THE REQUEST: Could you extract the data, starting at its very first line and ending at the line containing "chart-title: Corrected DMT P0", and reproduce every line unchanged?

DATA PROVIDED:
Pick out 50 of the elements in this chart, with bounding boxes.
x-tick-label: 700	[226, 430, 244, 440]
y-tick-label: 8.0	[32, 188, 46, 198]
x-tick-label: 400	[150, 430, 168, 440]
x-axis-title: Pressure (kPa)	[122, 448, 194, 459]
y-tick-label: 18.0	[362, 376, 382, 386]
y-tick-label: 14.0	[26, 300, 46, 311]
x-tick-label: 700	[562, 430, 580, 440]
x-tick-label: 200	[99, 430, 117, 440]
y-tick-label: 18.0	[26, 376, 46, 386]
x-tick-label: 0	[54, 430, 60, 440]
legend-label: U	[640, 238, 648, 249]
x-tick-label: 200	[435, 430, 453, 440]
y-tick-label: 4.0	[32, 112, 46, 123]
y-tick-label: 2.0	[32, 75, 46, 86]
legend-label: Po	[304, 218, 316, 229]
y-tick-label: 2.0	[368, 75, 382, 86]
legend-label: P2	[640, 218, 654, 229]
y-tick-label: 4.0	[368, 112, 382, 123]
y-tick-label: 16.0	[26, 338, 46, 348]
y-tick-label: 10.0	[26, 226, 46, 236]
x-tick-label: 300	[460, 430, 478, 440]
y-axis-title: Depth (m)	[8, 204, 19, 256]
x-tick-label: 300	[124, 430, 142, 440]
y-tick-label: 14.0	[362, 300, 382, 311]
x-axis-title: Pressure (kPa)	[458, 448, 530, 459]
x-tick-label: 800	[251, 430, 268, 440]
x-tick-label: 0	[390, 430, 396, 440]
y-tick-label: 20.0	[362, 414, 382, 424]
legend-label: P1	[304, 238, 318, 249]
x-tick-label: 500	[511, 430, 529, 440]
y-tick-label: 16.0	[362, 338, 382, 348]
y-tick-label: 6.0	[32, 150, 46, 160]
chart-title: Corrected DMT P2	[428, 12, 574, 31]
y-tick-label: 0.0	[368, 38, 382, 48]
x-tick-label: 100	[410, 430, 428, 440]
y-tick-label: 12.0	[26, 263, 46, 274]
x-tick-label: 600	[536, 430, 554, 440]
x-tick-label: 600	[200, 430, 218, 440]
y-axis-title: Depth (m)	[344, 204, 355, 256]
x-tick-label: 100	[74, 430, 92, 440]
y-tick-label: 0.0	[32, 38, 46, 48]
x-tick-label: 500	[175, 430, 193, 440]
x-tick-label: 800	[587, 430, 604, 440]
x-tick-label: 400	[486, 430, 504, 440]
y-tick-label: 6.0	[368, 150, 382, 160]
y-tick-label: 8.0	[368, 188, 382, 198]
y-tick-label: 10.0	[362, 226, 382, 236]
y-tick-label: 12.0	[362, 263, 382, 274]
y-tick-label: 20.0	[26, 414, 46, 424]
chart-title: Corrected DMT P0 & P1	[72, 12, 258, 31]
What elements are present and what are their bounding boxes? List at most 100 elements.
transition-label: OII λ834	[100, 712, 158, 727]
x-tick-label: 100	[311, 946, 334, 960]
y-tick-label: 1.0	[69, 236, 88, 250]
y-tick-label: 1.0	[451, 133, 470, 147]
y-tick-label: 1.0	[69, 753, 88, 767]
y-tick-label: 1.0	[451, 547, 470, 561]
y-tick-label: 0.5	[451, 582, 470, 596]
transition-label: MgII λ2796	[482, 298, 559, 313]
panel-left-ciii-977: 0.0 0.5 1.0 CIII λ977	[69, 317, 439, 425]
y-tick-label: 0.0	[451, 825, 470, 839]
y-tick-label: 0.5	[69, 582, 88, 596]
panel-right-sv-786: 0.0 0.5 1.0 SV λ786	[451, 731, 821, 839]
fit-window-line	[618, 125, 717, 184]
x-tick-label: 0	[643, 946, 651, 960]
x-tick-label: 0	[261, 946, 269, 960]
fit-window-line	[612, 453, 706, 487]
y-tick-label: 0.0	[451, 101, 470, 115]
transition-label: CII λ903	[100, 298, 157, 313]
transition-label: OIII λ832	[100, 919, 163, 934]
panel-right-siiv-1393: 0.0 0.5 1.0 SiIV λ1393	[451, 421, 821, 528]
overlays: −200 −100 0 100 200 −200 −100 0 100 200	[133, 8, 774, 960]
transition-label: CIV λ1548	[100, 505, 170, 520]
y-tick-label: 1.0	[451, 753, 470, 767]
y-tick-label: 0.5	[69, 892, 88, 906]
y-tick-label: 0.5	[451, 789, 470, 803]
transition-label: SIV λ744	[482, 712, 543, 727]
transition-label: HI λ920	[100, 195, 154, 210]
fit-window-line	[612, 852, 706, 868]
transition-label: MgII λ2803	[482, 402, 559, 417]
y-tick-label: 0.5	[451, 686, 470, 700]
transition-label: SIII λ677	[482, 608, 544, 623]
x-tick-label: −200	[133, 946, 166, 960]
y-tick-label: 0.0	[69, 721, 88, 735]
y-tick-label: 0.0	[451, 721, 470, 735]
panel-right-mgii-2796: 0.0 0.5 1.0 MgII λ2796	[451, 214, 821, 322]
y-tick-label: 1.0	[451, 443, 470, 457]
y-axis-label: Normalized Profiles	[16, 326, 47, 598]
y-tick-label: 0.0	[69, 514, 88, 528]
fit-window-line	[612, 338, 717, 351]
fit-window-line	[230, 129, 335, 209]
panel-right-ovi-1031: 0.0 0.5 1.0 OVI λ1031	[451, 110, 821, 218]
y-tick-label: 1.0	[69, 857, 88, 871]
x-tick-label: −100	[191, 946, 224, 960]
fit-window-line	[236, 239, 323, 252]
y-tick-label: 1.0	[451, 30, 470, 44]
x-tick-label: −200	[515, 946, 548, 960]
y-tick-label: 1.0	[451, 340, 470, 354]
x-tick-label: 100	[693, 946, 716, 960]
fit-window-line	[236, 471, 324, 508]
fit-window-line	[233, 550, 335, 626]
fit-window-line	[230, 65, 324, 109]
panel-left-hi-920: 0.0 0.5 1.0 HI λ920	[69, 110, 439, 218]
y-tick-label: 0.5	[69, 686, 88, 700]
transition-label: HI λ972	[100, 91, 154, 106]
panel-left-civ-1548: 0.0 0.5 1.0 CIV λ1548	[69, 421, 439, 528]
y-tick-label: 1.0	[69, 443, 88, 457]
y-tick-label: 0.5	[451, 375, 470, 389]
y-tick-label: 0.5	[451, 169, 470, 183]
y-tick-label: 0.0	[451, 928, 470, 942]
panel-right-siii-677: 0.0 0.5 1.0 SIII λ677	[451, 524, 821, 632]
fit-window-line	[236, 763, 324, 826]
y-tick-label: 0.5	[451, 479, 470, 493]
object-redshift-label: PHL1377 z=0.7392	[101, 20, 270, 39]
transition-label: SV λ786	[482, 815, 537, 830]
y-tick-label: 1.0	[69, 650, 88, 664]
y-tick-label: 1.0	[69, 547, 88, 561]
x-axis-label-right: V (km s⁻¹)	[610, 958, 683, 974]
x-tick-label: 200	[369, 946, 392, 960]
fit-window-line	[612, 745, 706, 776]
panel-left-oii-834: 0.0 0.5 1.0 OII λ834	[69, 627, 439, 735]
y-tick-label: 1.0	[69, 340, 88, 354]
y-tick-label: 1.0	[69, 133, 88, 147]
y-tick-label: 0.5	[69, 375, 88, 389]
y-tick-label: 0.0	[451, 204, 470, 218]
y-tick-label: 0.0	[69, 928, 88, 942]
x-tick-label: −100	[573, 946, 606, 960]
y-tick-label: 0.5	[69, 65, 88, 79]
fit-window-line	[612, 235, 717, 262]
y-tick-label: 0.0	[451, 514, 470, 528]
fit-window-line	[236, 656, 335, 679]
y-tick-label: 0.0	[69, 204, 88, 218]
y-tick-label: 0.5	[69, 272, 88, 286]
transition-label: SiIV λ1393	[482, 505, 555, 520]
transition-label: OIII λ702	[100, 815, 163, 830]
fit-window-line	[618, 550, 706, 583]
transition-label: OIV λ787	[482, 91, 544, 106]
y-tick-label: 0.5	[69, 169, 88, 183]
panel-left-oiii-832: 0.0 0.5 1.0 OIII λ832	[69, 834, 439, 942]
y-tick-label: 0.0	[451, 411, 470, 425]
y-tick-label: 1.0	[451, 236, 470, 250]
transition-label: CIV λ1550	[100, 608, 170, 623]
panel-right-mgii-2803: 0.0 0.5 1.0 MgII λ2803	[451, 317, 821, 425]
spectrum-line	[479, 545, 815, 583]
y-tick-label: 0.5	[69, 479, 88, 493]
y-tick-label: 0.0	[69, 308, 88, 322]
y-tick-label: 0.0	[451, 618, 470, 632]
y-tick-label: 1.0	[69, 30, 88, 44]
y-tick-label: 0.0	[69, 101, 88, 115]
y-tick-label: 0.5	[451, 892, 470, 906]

TASK RESPONSE:
Pick out 50 of the elements in this chart, with bounding boxes.
x-tick-label: 700	[226, 430, 244, 440]
y-tick-label: 8.0	[32, 188, 46, 198]
x-tick-label: 400	[150, 430, 168, 440]
x-axis-title: Pressure (kPa)	[122, 448, 194, 459]
y-tick-label: 18.0	[362, 376, 382, 386]
y-tick-label: 14.0	[26, 300, 46, 311]
x-tick-label: 700	[562, 430, 580, 440]
x-tick-label: 200	[99, 430, 117, 440]
y-tick-label: 18.0	[26, 376, 46, 386]
x-tick-label: 0	[54, 430, 60, 440]
legend-label: U	[640, 238, 648, 249]
x-tick-label: 200	[435, 430, 453, 440]
y-tick-label: 4.0	[32, 112, 46, 123]
y-tick-label: 2.0	[32, 75, 46, 86]
legend-label: Po	[304, 218, 316, 229]
y-tick-label: 2.0	[368, 75, 382, 86]
legend-label: P2	[640, 218, 654, 229]
y-tick-label: 4.0	[368, 112, 382, 123]
y-tick-label: 16.0	[26, 338, 46, 348]
y-tick-label: 10.0	[26, 226, 46, 236]
x-tick-label: 300	[460, 430, 478, 440]
y-axis-title: Depth (m)	[8, 204, 19, 256]
x-tick-label: 300	[124, 430, 142, 440]
y-tick-label: 14.0	[362, 300, 382, 311]
x-axis-title: Pressure (kPa)	[458, 448, 530, 459]
x-tick-label: 800	[251, 430, 268, 440]
x-tick-label: 0	[390, 430, 396, 440]
y-tick-label: 20.0	[362, 414, 382, 424]
legend-label: P1	[304, 238, 318, 249]
x-tick-label: 500	[511, 430, 529, 440]
y-tick-label: 16.0	[362, 338, 382, 348]
y-tick-label: 6.0	[32, 150, 46, 160]
chart-title: Corrected DMT P2	[428, 12, 574, 31]
y-tick-label: 0.0	[368, 38, 382, 48]
x-tick-label: 100	[410, 430, 428, 440]
y-tick-label: 12.0	[26, 263, 46, 274]
x-tick-label: 600	[536, 430, 554, 440]
x-tick-label: 600	[200, 430, 218, 440]
y-axis-title: Depth (m)	[344, 204, 355, 256]
x-tick-label: 100	[74, 430, 92, 440]
y-tick-label: 0.0	[32, 38, 46, 48]
x-tick-label: 500	[175, 430, 193, 440]
x-tick-label: 800	[587, 430, 604, 440]
x-tick-label: 400	[486, 430, 504, 440]
y-tick-label: 6.0	[368, 150, 382, 160]
y-tick-label: 8.0	[368, 188, 382, 198]
y-tick-label: 10.0	[362, 226, 382, 236]
y-tick-label: 12.0	[362, 263, 382, 274]
y-tick-label: 20.0	[26, 414, 46, 424]
chart-title: Corrected DMT P0 & P1	[72, 12, 258, 31]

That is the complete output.